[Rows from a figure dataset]
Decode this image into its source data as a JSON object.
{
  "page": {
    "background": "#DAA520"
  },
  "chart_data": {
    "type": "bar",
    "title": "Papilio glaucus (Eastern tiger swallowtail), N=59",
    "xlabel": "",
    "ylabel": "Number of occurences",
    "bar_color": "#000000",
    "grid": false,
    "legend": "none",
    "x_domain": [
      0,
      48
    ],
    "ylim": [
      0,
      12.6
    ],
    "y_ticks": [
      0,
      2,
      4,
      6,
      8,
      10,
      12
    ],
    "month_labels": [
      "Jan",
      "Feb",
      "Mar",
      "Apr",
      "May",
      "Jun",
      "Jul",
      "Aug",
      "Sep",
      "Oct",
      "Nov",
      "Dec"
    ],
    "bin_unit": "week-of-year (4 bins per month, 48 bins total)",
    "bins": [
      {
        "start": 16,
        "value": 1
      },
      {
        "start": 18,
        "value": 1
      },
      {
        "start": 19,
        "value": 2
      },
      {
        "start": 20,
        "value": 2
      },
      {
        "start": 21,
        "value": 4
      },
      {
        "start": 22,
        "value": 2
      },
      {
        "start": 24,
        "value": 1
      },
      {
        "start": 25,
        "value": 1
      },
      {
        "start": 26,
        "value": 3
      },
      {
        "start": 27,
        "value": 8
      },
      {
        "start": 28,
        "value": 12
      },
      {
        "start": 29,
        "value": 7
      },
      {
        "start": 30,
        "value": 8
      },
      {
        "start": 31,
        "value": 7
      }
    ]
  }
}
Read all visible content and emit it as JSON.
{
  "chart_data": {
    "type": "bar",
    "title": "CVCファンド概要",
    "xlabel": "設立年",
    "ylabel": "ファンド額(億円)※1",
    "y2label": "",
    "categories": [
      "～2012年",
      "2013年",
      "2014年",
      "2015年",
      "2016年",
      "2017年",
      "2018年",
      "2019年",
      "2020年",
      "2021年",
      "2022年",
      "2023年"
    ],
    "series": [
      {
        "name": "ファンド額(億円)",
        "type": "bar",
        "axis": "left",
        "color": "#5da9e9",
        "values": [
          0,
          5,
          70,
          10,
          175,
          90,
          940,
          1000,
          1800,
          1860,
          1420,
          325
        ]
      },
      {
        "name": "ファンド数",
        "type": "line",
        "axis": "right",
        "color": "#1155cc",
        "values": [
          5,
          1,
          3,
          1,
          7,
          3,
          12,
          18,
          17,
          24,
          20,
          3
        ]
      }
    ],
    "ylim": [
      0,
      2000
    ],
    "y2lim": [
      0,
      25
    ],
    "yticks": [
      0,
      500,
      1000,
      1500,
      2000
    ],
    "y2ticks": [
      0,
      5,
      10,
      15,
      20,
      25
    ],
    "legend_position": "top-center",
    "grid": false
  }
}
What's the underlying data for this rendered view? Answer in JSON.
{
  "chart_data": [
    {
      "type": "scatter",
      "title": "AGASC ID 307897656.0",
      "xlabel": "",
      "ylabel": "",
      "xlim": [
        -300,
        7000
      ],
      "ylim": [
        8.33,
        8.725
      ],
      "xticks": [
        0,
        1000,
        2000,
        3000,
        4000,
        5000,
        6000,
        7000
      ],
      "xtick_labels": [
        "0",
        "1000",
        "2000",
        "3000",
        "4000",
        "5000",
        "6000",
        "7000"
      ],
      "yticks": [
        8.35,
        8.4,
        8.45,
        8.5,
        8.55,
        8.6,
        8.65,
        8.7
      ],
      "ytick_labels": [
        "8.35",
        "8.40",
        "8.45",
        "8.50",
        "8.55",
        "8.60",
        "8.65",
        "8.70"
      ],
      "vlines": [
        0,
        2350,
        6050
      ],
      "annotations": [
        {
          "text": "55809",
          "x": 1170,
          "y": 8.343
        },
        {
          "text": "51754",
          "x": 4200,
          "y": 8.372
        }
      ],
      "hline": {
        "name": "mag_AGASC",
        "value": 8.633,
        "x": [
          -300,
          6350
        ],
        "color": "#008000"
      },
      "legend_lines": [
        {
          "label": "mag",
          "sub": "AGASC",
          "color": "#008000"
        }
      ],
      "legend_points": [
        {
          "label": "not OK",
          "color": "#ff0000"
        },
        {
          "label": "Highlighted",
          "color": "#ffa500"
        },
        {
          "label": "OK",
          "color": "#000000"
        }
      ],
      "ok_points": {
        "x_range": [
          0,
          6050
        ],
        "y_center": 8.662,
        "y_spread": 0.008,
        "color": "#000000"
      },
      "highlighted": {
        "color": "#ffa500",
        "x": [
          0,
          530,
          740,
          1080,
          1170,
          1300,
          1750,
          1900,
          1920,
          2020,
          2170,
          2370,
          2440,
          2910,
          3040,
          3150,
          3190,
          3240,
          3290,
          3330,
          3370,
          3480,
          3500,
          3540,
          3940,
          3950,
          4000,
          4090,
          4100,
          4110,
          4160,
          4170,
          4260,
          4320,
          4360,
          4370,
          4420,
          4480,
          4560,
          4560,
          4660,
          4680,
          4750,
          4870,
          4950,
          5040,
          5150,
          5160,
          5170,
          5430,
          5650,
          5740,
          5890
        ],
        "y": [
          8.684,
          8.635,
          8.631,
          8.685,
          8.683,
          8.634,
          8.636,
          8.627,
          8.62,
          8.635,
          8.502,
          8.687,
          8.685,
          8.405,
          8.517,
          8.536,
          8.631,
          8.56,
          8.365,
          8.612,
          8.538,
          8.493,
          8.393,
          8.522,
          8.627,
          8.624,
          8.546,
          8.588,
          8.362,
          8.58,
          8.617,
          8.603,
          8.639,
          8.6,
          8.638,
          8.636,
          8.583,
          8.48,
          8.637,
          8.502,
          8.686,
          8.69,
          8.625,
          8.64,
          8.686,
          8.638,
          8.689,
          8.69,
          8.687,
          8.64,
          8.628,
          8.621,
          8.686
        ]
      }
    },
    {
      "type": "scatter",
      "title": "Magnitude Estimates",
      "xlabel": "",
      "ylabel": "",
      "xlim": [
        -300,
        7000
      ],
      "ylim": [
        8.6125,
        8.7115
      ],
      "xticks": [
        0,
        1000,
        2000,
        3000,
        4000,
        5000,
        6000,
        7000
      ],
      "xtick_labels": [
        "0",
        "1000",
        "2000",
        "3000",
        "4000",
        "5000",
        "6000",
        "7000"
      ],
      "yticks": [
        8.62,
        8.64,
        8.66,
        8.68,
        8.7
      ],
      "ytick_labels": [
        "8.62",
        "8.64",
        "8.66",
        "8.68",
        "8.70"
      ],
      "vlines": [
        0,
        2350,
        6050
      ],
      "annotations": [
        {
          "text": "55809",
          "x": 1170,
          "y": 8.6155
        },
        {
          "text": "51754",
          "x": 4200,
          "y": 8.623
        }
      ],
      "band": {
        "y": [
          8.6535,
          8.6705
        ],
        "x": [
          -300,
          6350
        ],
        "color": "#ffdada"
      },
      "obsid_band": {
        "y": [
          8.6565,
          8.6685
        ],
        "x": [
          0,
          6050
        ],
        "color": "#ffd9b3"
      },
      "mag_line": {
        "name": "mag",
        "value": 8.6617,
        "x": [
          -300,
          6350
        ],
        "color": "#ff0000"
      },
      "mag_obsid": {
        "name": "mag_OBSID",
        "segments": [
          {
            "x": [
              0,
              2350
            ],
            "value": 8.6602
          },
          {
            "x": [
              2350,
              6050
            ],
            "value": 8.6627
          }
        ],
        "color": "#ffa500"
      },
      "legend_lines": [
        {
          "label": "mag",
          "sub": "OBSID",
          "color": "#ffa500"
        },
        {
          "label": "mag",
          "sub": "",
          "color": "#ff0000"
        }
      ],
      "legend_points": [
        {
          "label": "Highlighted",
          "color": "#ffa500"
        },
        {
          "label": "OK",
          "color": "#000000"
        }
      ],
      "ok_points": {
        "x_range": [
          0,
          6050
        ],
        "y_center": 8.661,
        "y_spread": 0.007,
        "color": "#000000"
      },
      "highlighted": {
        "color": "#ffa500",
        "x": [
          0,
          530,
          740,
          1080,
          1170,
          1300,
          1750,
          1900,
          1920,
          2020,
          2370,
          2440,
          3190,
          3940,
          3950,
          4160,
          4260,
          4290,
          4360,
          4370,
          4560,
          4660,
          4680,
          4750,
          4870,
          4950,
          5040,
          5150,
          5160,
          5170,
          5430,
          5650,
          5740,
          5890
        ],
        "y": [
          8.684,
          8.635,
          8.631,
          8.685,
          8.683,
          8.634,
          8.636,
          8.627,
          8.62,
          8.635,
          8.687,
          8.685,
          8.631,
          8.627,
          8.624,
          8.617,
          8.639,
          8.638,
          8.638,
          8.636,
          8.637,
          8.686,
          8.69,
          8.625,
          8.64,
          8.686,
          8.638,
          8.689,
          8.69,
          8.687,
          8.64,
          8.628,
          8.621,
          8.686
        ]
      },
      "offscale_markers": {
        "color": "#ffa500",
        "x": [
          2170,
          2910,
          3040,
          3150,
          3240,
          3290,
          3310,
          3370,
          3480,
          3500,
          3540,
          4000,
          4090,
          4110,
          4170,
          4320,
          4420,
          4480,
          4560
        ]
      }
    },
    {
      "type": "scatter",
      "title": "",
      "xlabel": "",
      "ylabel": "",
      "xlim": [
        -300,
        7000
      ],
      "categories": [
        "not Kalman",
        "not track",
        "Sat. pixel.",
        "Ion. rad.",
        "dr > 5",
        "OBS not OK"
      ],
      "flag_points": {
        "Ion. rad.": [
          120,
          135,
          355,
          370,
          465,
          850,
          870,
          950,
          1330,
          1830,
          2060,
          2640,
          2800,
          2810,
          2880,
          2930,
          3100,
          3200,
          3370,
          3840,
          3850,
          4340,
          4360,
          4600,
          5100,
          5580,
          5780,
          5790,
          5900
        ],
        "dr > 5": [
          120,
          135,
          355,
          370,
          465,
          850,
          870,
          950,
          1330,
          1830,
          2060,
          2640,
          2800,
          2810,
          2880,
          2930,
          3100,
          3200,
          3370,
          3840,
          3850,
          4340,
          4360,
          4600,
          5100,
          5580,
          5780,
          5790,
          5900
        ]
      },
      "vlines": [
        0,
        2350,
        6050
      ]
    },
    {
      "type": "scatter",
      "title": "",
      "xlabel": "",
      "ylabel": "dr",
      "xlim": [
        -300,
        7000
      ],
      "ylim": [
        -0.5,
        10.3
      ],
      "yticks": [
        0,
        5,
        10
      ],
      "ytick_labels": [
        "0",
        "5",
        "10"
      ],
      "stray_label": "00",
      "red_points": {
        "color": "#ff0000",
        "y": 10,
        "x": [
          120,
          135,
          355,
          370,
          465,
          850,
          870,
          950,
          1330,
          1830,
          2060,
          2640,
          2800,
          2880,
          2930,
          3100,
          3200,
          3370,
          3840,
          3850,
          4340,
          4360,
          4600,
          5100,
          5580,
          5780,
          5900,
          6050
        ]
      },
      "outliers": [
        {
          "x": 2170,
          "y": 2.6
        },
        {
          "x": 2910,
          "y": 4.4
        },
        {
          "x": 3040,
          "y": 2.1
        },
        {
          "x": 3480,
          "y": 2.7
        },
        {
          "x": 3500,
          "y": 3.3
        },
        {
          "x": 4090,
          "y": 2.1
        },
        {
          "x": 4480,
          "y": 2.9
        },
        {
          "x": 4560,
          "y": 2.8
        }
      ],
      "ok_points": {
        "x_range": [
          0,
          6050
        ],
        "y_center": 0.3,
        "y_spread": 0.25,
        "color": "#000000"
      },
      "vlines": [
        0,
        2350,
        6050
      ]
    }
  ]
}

**EXERCISE INSTRUCTIONS**
Say how many lines in the records hold "this", with the number as the whole reply.

**RESULT**
2